§ WHAT THIS TASK INVOLVES
Report every line of the records below that contains the string "series", copying each such line in full. Case counts.

§ ENTRIES SHOWN

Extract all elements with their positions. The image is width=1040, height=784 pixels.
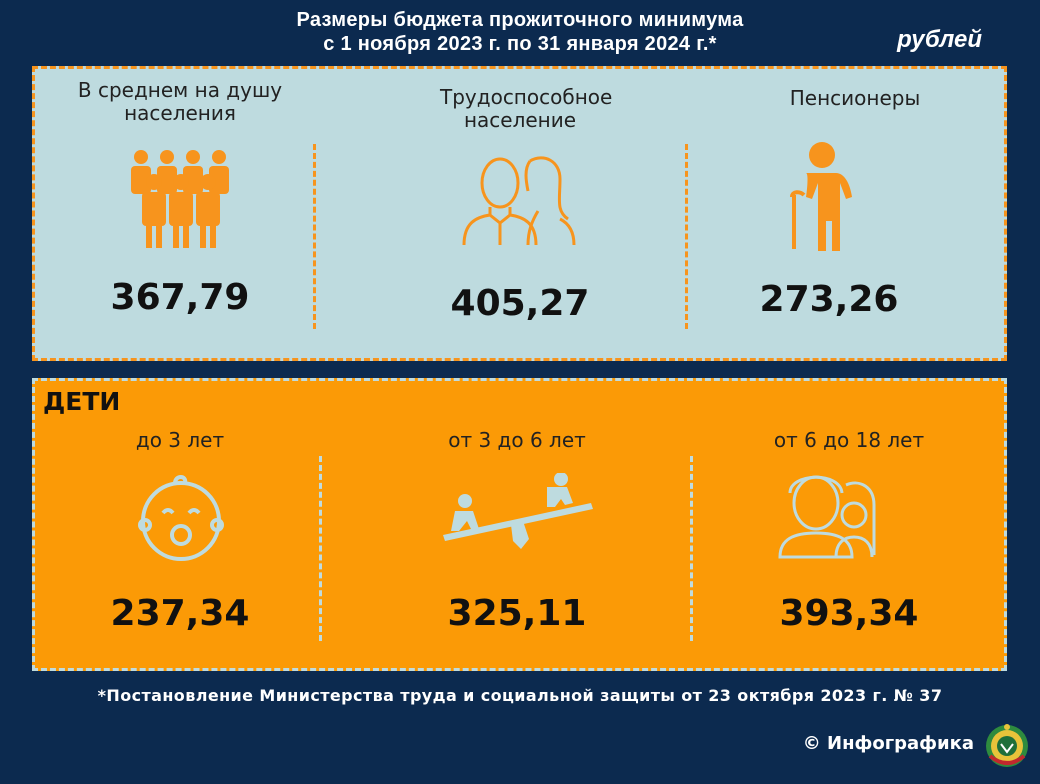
copyright: © Инфографика bbox=[802, 733, 974, 754]
pensioners: Пенсионеры 273,26 bbox=[759, 86, 921, 321]
boy-girl-icon bbox=[778, 475, 876, 559]
children-6-to-18: от 6 до 18 лет 393,34 bbox=[773, 428, 925, 635]
baby-face-icon bbox=[138, 475, 224, 561]
adults-panel: В среднем на душу населения 367,79 Трудо… bbox=[32, 66, 1007, 361]
unit-label: рублей bbox=[897, 26, 982, 53]
people-group-icon bbox=[131, 150, 229, 248]
children-under-3: до 3 лет 237,34 bbox=[110, 428, 250, 635]
emblem-logo bbox=[986, 724, 1028, 767]
divider bbox=[685, 144, 688, 329]
average-per-capita: В среднем на душу населения 367,79 bbox=[77, 78, 283, 319]
divider bbox=[313, 144, 316, 329]
children-heading: ДЕТИ bbox=[43, 387, 121, 416]
divider bbox=[690, 456, 693, 641]
elderly-with-cane-icon bbox=[790, 142, 852, 251]
seesaw-icon bbox=[443, 473, 593, 549]
children-3-to-6: от 3 до 6 лет 325,11 bbox=[357, 381, 677, 668]
footnote: *Постановление Министерства труда и соци… bbox=[97, 686, 943, 705]
divider bbox=[319, 456, 322, 641]
page-title: Размеры бюджета прожиточного минимума с 1… bbox=[296, 9, 744, 55]
working-age: Трудоспособное население 405,27 bbox=[440, 85, 613, 325]
children-panel: ДЕТИ до 3 лет 237,34 от 3 до 6 лет 325,1… bbox=[32, 378, 1007, 671]
man-woman-icon bbox=[462, 156, 576, 246]
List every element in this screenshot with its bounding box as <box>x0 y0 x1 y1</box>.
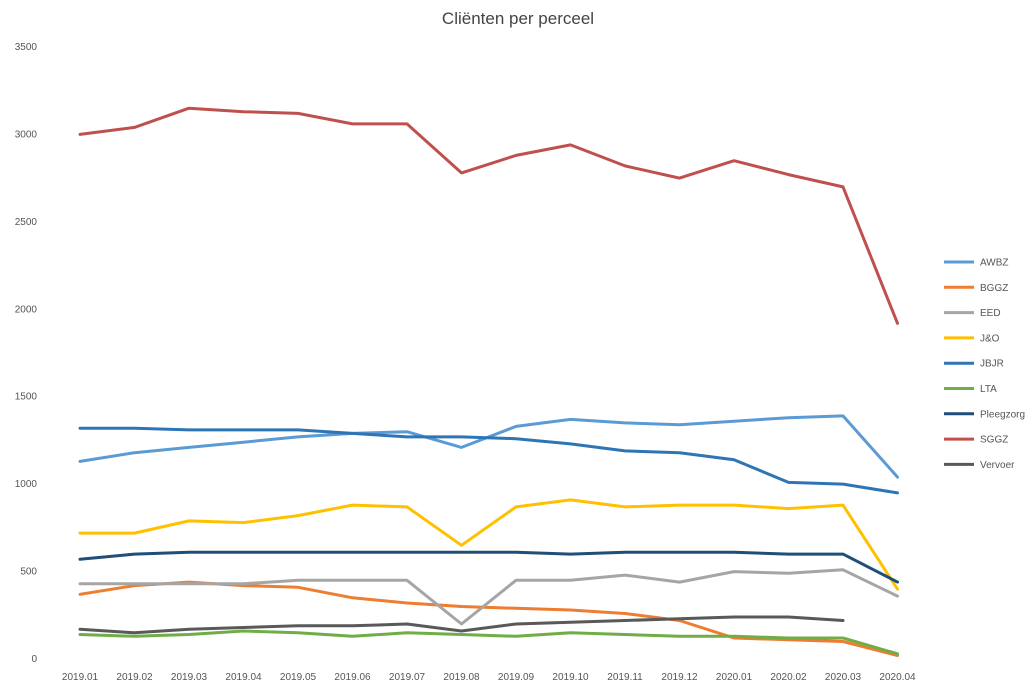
series-line-pleegzorg <box>78 550 899 584</box>
series-line-eed <box>78 568 899 626</box>
series-line-lta <box>78 629 899 656</box>
legend-label-pleegzorg: Pleegzorg <box>980 409 1025 420</box>
legend-label-vervoer: Vervoer <box>980 460 1015 471</box>
x-tick-label: 2019.11 <box>607 672 643 683</box>
series-line-j-o <box>78 498 899 591</box>
legend-label-bggz: BGGZ <box>980 283 1008 294</box>
legend-label-j-o: J&O <box>980 333 1000 344</box>
chart-title: Cliënten per perceel <box>442 9 594 28</box>
y-tick-label: 1500 <box>15 392 38 403</box>
x-tick-label: 2020.02 <box>770 672 807 683</box>
x-tick-label: 2019.09 <box>498 672 535 683</box>
series-line-vervoer <box>78 615 845 635</box>
legend-label-sggz: SGGZ <box>980 435 1008 446</box>
y-tick-label: 1000 <box>15 479 38 490</box>
x-tick-label: 2020.04 <box>879 672 916 683</box>
y-tick-label: 0 <box>31 654 37 665</box>
x-tick-label: 2019.04 <box>225 672 262 683</box>
plot-area <box>78 106 899 657</box>
x-tick-label: 2019.06 <box>334 672 371 683</box>
legend-label-jbjr: JBJR <box>980 359 1004 370</box>
x-tick-label: 2020.03 <box>825 672 862 683</box>
legend-label-awbz: AWBZ <box>980 258 1009 269</box>
x-tick-label: 2019.12 <box>661 672 698 683</box>
series-line-awbz <box>78 414 899 479</box>
series-line-sggz <box>78 106 899 325</box>
y-tick-label: 3000 <box>15 129 38 140</box>
series-line-bggz <box>78 580 899 657</box>
x-tick-label: 2019.07 <box>389 672 426 683</box>
legend-label-lta: LTA <box>980 384 997 395</box>
x-tick-label: 2019.08 <box>443 672 480 683</box>
x-tick-label: 2019.10 <box>552 672 589 683</box>
legend: AWBZ BGGZ EED J&O JBJR LTA Pleegzorg SGGZ Vervoe… <box>944 258 1025 471</box>
y-tick-label: 2500 <box>15 217 38 228</box>
x-tick-label: 2020.01 <box>716 672 753 683</box>
y-tick-label: 3500 <box>15 42 38 53</box>
y-axis: 0 500 1000 1500 2000 2500 3000 3500 <box>15 42 38 665</box>
y-tick-label: 500 <box>20 567 37 578</box>
x-axis: 2019.01 2019.02 2019.03 2019.04 2019.05 2019.… <box>62 672 916 683</box>
x-tick-label: 2019.02 <box>116 672 153 683</box>
x-tick-label: 2019.05 <box>280 672 317 683</box>
x-tick-label: 2019.03 <box>171 672 208 683</box>
y-tick-label: 2000 <box>15 304 38 315</box>
legend-label-eed: EED <box>980 308 1001 319</box>
x-tick-label: 2019.01 <box>62 672 99 683</box>
series-line-jbjr <box>78 426 899 495</box>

§ THE COMPLETED TASK
series-line-pleegzorg <box>78 550 899 584</box>
series-line-eed <box>78 568 899 626</box>
series-line-lta <box>78 629 899 656</box>
series-line-j-o <box>78 498 899 591</box>
series-line-vervoer <box>78 615 845 635</box>
series-line-awbz <box>78 414 899 479</box>
series-line-sggz <box>78 106 899 325</box>
series-line-bggz <box>78 580 899 657</box>
series-line-jbjr <box>78 426 899 495</box>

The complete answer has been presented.